▸ Short problem: State how many lines of the entries hold the string "untrusted", and output nothing but that count.

▸ Rows:
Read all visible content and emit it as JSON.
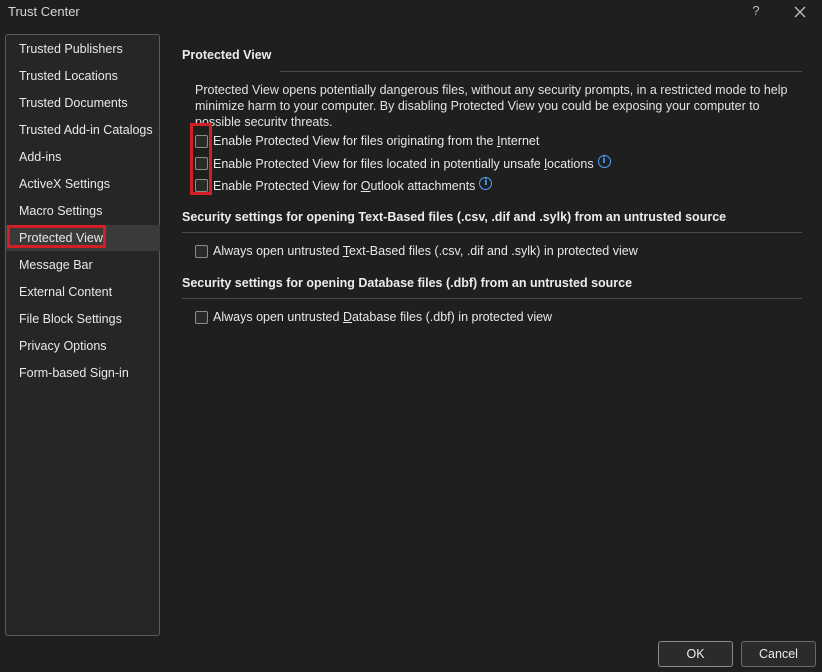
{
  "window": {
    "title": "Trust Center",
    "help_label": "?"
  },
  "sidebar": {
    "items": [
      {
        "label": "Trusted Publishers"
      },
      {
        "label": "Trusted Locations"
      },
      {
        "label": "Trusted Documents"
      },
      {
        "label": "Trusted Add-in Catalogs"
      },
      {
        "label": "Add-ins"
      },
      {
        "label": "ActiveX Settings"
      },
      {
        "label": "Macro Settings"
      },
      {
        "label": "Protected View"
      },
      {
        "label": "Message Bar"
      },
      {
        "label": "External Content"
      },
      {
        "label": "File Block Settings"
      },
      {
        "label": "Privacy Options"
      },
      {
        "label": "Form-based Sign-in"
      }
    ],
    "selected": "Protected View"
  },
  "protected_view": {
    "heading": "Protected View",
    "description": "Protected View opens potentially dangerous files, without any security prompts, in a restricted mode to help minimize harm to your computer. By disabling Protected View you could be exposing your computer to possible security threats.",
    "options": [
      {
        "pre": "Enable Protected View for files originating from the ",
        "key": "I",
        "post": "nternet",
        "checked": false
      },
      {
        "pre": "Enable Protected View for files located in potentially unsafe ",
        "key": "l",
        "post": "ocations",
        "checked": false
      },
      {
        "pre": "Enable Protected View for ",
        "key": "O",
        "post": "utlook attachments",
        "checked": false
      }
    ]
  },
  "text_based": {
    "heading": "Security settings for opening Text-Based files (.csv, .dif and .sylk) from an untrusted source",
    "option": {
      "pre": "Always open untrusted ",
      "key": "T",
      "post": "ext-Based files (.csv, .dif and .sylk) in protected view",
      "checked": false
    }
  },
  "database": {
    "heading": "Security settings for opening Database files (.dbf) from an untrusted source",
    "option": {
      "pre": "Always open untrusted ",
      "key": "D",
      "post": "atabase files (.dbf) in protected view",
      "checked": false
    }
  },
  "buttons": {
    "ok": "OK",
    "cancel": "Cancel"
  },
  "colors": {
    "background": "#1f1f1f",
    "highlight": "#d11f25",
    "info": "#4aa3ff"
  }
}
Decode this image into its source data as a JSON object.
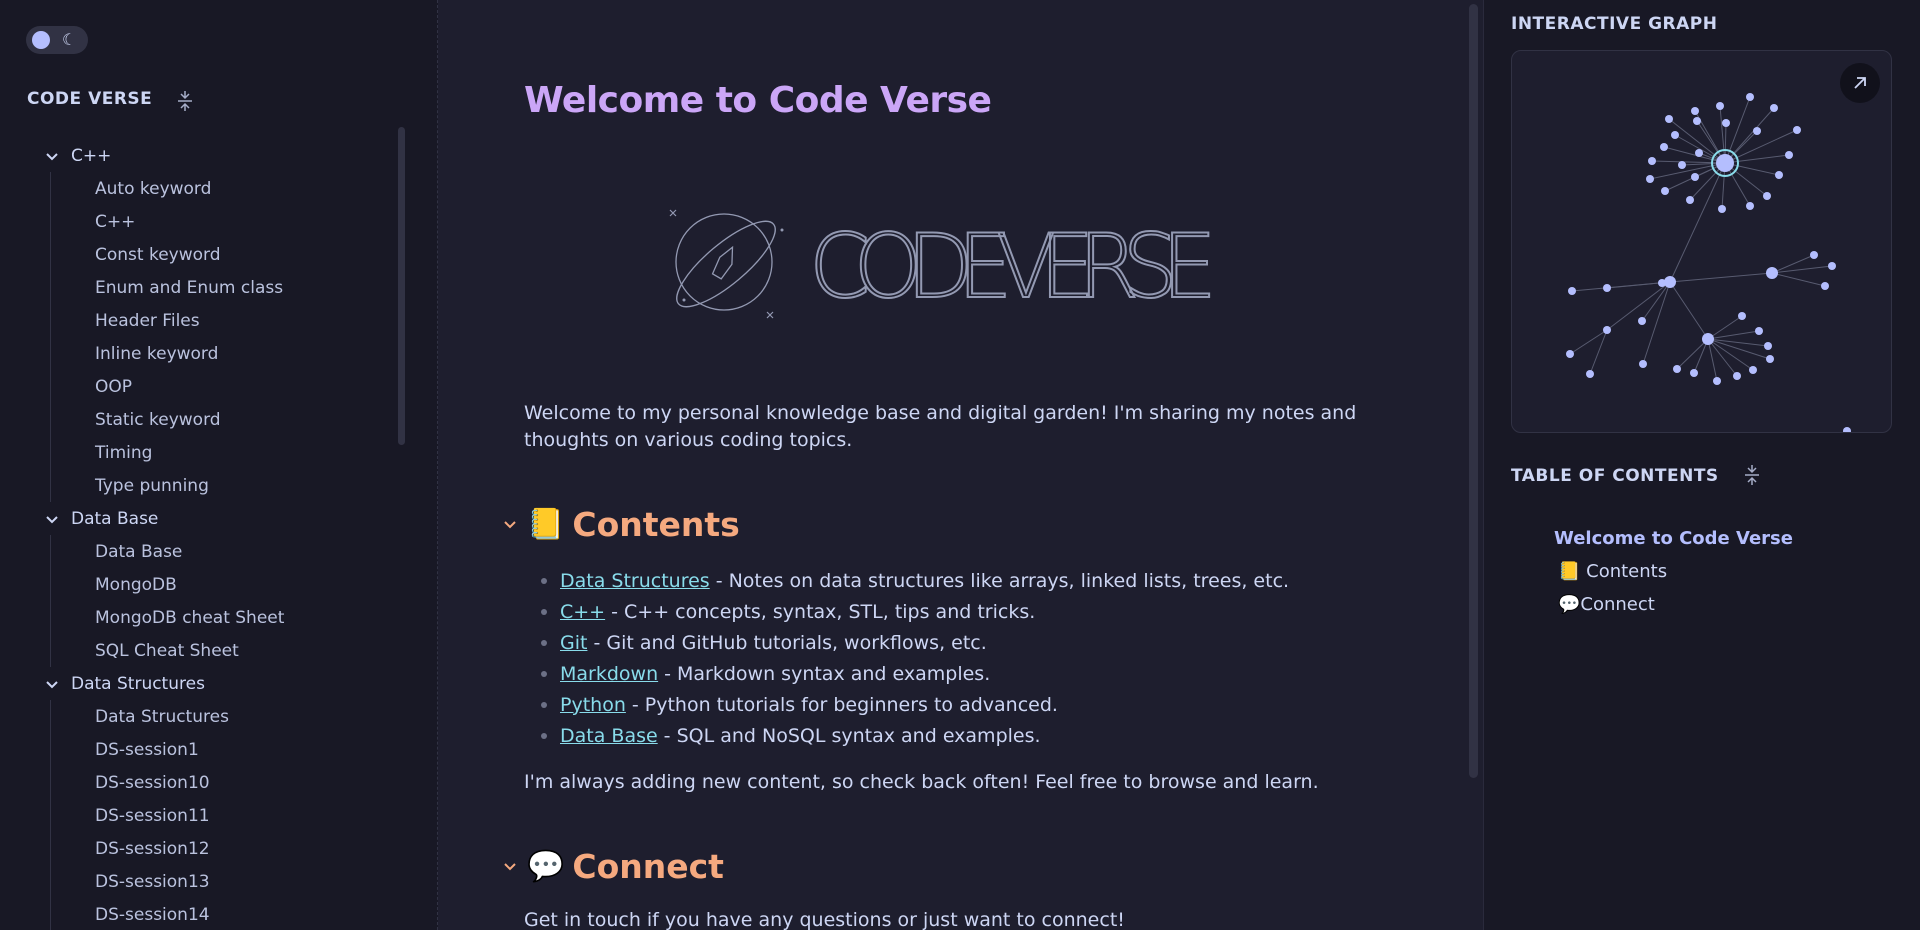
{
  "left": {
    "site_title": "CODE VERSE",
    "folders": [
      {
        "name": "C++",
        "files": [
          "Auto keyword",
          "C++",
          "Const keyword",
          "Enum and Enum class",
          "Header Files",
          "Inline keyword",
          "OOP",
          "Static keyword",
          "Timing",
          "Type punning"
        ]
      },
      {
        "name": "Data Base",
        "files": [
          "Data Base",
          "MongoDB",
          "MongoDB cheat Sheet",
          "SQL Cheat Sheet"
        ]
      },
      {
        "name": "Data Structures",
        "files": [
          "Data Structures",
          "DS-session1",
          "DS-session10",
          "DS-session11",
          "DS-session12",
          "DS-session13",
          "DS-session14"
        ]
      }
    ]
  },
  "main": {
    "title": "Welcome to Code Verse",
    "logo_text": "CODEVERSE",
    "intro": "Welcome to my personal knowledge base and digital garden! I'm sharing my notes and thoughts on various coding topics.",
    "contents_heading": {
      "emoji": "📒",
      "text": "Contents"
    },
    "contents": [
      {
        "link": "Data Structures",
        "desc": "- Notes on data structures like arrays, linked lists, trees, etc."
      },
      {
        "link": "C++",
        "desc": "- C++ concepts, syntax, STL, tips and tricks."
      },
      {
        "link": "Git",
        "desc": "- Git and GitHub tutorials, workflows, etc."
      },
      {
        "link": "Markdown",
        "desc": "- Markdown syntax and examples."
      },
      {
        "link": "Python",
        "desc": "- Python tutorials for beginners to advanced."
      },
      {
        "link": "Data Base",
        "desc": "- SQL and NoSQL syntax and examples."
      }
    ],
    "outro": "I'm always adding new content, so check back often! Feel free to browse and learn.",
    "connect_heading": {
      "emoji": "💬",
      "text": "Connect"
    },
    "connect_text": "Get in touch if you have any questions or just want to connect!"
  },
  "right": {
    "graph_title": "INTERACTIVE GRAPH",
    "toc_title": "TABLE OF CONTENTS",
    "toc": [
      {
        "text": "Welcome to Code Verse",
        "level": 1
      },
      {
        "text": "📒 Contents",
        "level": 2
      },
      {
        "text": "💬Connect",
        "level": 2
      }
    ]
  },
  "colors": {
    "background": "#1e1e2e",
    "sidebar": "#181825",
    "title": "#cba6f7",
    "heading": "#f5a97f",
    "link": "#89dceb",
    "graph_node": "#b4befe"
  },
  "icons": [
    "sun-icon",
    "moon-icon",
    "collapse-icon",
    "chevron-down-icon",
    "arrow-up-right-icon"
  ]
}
==
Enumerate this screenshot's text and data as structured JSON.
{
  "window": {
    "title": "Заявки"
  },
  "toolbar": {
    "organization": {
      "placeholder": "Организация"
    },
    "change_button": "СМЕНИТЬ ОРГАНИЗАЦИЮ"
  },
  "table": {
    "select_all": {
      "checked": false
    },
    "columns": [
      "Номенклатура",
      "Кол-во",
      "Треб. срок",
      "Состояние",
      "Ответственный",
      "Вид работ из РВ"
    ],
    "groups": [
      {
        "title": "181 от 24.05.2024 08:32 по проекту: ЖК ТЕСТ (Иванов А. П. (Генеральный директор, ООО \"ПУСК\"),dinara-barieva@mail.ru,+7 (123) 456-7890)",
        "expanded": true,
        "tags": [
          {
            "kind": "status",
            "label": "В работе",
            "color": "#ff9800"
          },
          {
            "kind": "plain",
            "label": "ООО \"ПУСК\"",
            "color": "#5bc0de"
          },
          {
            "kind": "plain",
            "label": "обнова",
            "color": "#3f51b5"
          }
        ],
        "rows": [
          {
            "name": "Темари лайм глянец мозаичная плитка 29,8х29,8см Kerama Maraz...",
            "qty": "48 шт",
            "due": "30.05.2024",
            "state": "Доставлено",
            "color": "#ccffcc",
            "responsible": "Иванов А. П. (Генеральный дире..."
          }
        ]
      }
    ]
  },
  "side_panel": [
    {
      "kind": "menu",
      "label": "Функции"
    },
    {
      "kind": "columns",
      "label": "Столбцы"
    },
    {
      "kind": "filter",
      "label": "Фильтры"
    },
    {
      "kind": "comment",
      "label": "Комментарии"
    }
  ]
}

▸ Problem solution: 4